**Request**
Reply with one number: how many lines contain the word "будь".

**Data supplied**
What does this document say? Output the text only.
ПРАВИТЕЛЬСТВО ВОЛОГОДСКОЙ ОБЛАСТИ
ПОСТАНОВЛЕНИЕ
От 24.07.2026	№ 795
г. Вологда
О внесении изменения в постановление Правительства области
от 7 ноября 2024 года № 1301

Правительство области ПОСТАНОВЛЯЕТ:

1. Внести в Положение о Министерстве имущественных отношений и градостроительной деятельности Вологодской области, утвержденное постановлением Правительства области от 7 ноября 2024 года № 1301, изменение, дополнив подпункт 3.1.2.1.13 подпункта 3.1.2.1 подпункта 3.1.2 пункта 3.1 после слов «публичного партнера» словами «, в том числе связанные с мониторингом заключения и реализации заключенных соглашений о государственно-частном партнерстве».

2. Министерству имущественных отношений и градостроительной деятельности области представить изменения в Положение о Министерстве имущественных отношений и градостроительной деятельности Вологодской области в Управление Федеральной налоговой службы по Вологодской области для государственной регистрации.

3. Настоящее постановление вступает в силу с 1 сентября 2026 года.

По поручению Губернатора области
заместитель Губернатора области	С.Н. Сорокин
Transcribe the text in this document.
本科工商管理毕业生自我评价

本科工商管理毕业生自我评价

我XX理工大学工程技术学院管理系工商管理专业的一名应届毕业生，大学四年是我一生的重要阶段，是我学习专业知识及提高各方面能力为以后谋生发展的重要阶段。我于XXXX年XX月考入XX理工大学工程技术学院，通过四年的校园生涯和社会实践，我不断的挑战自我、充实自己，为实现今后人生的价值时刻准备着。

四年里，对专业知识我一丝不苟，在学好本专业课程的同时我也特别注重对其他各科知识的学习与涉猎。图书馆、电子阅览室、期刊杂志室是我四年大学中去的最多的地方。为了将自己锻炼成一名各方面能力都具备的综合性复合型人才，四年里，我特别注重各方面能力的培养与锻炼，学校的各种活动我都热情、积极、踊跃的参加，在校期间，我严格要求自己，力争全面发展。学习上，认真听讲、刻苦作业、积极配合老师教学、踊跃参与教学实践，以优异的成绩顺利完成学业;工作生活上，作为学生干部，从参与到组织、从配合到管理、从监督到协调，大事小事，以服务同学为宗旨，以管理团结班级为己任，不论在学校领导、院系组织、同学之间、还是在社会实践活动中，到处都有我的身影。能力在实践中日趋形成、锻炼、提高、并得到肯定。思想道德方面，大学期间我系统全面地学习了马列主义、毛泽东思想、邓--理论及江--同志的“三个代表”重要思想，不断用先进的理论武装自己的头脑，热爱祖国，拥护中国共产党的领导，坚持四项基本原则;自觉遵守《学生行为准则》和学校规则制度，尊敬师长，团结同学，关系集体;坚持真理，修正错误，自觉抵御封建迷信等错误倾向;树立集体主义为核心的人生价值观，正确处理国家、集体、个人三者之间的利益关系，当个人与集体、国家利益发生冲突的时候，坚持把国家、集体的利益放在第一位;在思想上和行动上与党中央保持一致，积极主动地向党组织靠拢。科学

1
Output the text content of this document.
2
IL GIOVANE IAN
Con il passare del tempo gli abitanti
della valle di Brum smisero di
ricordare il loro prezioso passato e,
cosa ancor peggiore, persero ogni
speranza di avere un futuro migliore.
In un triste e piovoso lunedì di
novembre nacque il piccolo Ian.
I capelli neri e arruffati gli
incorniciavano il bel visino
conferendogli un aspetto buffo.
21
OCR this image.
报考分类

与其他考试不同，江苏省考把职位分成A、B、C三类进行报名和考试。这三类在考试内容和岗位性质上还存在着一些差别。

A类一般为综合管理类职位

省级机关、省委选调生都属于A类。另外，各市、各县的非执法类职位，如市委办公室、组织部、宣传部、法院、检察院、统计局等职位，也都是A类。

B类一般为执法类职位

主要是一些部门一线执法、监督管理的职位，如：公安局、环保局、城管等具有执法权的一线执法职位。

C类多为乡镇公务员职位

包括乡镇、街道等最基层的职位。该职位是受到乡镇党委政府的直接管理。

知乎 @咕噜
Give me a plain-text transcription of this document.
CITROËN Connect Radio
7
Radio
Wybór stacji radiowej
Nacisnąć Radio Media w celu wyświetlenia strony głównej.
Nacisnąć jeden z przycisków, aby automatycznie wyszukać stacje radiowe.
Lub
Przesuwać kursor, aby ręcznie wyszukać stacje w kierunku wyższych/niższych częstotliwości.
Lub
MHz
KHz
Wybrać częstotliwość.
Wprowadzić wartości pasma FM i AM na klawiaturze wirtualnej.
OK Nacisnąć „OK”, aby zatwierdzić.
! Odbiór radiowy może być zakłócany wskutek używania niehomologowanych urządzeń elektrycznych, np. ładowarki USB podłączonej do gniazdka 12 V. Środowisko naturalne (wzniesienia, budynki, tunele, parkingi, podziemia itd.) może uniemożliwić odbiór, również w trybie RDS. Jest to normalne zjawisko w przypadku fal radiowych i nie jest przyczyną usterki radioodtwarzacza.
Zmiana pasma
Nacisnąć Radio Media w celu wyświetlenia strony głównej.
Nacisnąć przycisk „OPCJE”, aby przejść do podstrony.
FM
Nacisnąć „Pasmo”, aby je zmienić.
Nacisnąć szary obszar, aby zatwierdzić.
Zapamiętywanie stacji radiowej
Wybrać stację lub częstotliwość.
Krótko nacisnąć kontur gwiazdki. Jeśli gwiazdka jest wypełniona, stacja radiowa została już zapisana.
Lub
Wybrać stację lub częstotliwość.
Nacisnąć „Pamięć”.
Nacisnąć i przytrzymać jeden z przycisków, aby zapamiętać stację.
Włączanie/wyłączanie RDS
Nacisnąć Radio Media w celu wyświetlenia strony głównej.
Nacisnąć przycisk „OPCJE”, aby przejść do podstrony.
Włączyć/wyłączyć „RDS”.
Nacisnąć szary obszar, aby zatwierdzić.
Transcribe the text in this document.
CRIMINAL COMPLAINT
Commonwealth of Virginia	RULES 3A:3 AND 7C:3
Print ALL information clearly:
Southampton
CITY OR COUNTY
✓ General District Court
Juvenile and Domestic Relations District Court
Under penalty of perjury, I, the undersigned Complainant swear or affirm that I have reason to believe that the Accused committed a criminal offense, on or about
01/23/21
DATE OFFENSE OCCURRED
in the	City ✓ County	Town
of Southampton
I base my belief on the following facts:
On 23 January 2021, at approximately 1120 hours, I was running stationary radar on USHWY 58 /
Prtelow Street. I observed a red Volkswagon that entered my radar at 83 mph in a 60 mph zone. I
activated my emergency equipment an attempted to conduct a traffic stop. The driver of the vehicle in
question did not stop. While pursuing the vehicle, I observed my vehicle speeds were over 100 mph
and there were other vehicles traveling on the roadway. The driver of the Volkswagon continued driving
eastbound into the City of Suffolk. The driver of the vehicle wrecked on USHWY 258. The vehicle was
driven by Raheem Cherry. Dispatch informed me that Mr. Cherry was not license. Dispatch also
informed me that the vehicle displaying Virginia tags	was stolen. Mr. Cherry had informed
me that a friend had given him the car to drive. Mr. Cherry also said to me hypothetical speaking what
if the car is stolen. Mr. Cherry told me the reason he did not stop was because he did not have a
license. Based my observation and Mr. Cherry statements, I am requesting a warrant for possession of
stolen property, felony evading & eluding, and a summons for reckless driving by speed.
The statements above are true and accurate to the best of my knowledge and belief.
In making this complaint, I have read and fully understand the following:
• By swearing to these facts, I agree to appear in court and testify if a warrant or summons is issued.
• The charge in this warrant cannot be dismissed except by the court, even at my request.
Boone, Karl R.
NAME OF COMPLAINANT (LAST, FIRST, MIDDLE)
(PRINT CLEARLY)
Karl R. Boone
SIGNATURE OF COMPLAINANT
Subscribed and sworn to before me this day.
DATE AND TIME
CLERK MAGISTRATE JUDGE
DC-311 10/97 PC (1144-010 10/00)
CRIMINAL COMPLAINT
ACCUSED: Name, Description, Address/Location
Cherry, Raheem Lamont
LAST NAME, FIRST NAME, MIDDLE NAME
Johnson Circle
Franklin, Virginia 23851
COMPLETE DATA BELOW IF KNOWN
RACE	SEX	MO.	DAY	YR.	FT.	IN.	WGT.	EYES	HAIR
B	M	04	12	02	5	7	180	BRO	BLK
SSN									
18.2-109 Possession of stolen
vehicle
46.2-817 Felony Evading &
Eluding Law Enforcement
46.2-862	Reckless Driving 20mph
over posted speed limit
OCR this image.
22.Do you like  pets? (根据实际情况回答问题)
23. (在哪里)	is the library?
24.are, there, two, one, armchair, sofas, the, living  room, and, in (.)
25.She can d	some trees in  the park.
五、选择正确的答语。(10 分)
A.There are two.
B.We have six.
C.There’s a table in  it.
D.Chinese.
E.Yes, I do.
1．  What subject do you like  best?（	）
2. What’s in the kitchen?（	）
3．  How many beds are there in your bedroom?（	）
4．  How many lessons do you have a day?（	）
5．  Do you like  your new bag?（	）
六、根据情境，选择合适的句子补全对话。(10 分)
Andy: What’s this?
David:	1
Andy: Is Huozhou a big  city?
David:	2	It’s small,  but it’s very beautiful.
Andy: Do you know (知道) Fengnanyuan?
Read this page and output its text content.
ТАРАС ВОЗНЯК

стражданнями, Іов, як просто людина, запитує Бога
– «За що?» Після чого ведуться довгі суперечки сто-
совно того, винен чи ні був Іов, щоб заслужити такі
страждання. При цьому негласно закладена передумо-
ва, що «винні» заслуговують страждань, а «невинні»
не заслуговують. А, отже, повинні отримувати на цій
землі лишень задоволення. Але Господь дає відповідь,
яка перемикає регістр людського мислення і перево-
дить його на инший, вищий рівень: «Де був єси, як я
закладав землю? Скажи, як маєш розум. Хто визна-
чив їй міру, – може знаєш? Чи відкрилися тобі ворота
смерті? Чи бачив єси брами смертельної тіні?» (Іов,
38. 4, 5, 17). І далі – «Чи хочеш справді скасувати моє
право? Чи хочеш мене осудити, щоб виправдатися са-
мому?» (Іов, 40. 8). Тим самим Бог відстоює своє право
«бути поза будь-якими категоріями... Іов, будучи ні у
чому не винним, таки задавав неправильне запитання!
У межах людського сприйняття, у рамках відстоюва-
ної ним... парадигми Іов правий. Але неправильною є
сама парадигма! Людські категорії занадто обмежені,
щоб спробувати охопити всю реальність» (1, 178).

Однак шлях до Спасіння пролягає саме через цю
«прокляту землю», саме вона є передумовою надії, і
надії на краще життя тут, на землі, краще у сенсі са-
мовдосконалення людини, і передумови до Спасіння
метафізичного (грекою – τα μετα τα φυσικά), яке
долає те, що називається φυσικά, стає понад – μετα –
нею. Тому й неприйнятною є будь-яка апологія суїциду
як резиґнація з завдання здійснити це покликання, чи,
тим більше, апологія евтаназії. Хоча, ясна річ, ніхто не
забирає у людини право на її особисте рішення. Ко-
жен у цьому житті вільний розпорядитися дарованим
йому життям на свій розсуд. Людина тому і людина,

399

**Written response**
2